»»

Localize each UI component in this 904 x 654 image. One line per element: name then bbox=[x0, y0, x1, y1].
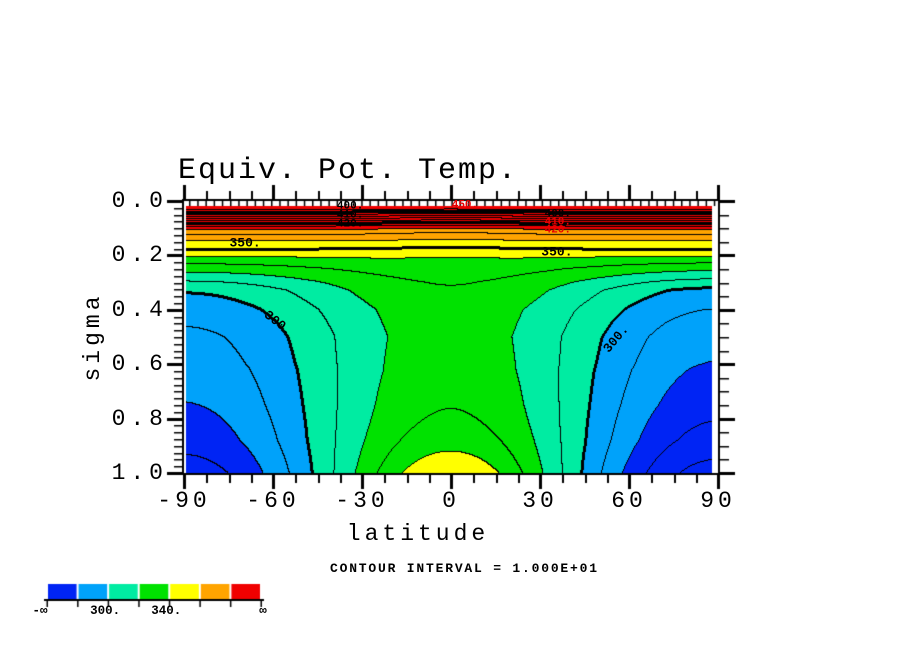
y-tick-label: 0.8 bbox=[111, 406, 168, 432]
y-tick-label: 1.0 bbox=[111, 460, 168, 486]
contour-label: 410. bbox=[336, 209, 364, 222]
contour-label: 400. bbox=[336, 200, 364, 213]
x-axis-title: latitude bbox=[346, 521, 490, 547]
contour-interval-note: CONTOUR INTERVAL = 1.000E+01 bbox=[330, 561, 599, 576]
contour-label: 450. bbox=[451, 199, 479, 212]
y-tick-label: 0.2 bbox=[111, 242, 168, 268]
x-tick-label: -90 bbox=[157, 488, 211, 514]
colorbar-label: ∞ bbox=[259, 604, 267, 618]
x-tick-label: 30 bbox=[522, 488, 558, 514]
plot-title: Equiv. Pot. Temp. bbox=[178, 154, 519, 188]
contour-label: 350. bbox=[229, 235, 261, 251]
contour-label: 350. bbox=[541, 244, 573, 260]
x-tick-label: 0 bbox=[442, 488, 460, 514]
colorbar-label: 300. bbox=[90, 604, 121, 618]
y-tick-label: 0.6 bbox=[111, 351, 168, 377]
x-tick-label: -30 bbox=[335, 488, 389, 514]
x-tick-label: 90 bbox=[700, 488, 736, 514]
y-tick-label: 0.4 bbox=[111, 297, 168, 323]
contour-label: 420. bbox=[544, 224, 571, 237]
contour-label: 420. bbox=[336, 218, 364, 231]
x-tick-label: -60 bbox=[246, 488, 300, 514]
contour-label: 410. bbox=[544, 216, 571, 229]
colorbar-label: -∞ bbox=[32, 604, 48, 618]
contour-label: 400. bbox=[544, 208, 571, 221]
colorbar-label: 340. bbox=[151, 604, 182, 618]
x-tick-label: 60 bbox=[611, 488, 647, 514]
y-tick-label: 0.0 bbox=[111, 188, 168, 214]
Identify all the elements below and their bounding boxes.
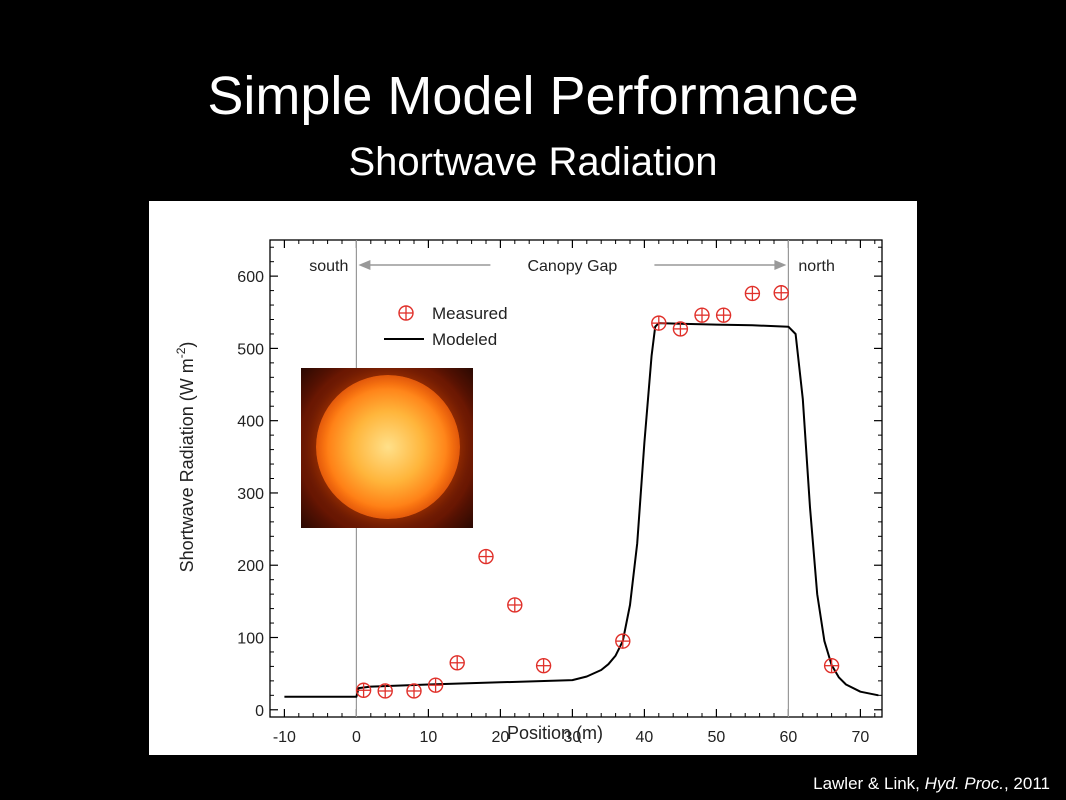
y-tick-label: 400: [237, 414, 264, 431]
legend-measured-label: Measured: [432, 304, 508, 323]
sun-corona: [301, 368, 473, 528]
x-tick-label: 40: [636, 729, 654, 746]
measured-point: [355, 682, 372, 698]
y-tick-label: 100: [237, 631, 264, 648]
citation: Lawler & Link, Hyd. Proc., 2011: [813, 774, 1050, 794]
measured-point: [377, 683, 393, 699]
south-label: south: [309, 258, 348, 275]
data-series: [284, 285, 879, 699]
gap-arrowhead-left: [358, 260, 371, 270]
canopy-gap-label: Canopy Gap: [527, 258, 617, 275]
x-tick-label: 60: [780, 729, 798, 746]
measured-point: [535, 657, 552, 674]
x-tick-label: -10: [273, 729, 296, 746]
measured-point: [427, 677, 444, 693]
x-axis-label: Position (m): [507, 723, 603, 743]
x-tick-label: 70: [852, 729, 870, 746]
y-tick-label: 500: [237, 341, 264, 358]
y-axis-label: Shortwave Radiation (W m-2): [174, 342, 197, 573]
citation-year: , 2011: [1003, 774, 1050, 793]
citation-authors: Lawler & Link,: [813, 774, 925, 793]
measured-point: [651, 315, 667, 331]
measured-point: [823, 657, 840, 674]
measured-point: [773, 285, 789, 301]
y-tick-label: 200: [237, 558, 264, 575]
x-tick-label: 10: [420, 729, 438, 746]
measured-point: [406, 683, 422, 699]
slide-title: Simple Model Performance: [207, 66, 859, 126]
citation-journal: Hyd. Proc.: [924, 774, 1004, 793]
gap-arrowhead-right: [774, 260, 787, 270]
measured-point: [694, 307, 710, 323]
x-tick-label: 30: [564, 729, 582, 746]
y-tick-label: 0: [255, 703, 264, 720]
slide-subtitle: Shortwave Radiation: [348, 140, 718, 184]
axis-ticks: -10 0 10 20 30 40 50 60 70 0 100 200 300 400 500 600: [237, 240, 882, 746]
y-tick-label: 600: [237, 269, 264, 286]
legend: Measured Modeled: [384, 304, 508, 349]
measured-point: [744, 285, 761, 302]
measured-point: [672, 321, 689, 337]
chart-panel: -10 0 10 20 30 40 50 60 70 0 100 200 300 400 500 600 Ca…: [149, 201, 917, 755]
x-tick-label: 20: [492, 729, 510, 746]
legend-modeled-label: Modeled: [432, 330, 497, 349]
measured-point: [478, 548, 494, 565]
x-tick-label: 0: [352, 729, 361, 746]
chart-svg: -10 0 10 20 30 40 50 60 70 0 100 200 300 400 500 600 Ca…: [174, 239, 883, 746]
measured-point: [449, 655, 465, 671]
measured-point: [715, 307, 732, 323]
y-tick-label: 300: [237, 486, 264, 503]
measured-point: [507, 597, 523, 613]
sun-photo: [301, 368, 473, 528]
legend-measured-marker: [398, 305, 414, 321]
x-tick-label: 50: [708, 729, 726, 746]
modeled-line: [284, 322, 879, 698]
measured-point: [615, 633, 631, 649]
north-label: north: [798, 258, 834, 275]
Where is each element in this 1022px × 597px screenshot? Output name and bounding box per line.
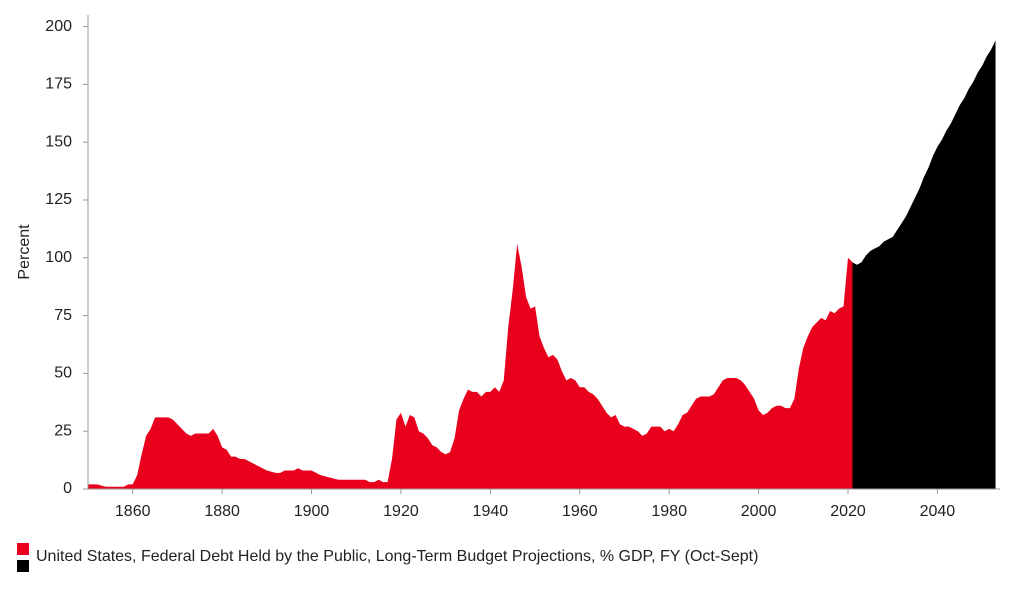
x-tick-label: 1960 [562, 503, 598, 520]
x-tick-label: 1920 [383, 503, 419, 520]
x-tick-label: 1980 [651, 503, 687, 520]
legend-label: United States, Federal Debt Held by the … [36, 548, 758, 565]
y-tick-label: 75 [54, 307, 72, 324]
y-tick-label: 50 [54, 365, 72, 382]
y-tick-label: 100 [45, 249, 72, 266]
area [852, 40, 996, 490]
x-tick-label: 2000 [741, 503, 777, 520]
y-tick-label: 0 [63, 480, 72, 497]
y-tick-label: 175 [45, 76, 72, 93]
y-tick-label: 150 [45, 133, 72, 150]
x-tick-label: 1880 [204, 503, 240, 520]
legend-swatch [17, 543, 29, 555]
y-tick-label: 125 [45, 191, 72, 208]
x-tick-label: 1900 [294, 503, 330, 520]
area [88, 243, 853, 489]
y-axis-label: Percent [16, 224, 33, 280]
x-tick-label: 1860 [115, 503, 151, 520]
legend-swatch [17, 560, 29, 572]
y-tick-label: 200 [45, 18, 72, 35]
y-tick-label: 25 [54, 422, 72, 439]
x-tick-label: 1940 [473, 503, 509, 520]
x-tick-label: 2020 [830, 503, 866, 520]
x-tick-label: 2040 [920, 503, 956, 520]
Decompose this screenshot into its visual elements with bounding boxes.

««

What you will do ▸ How many lines of the material above contain the word "Radiation"? Reply with the number alone.

Exercise answer ▸ 2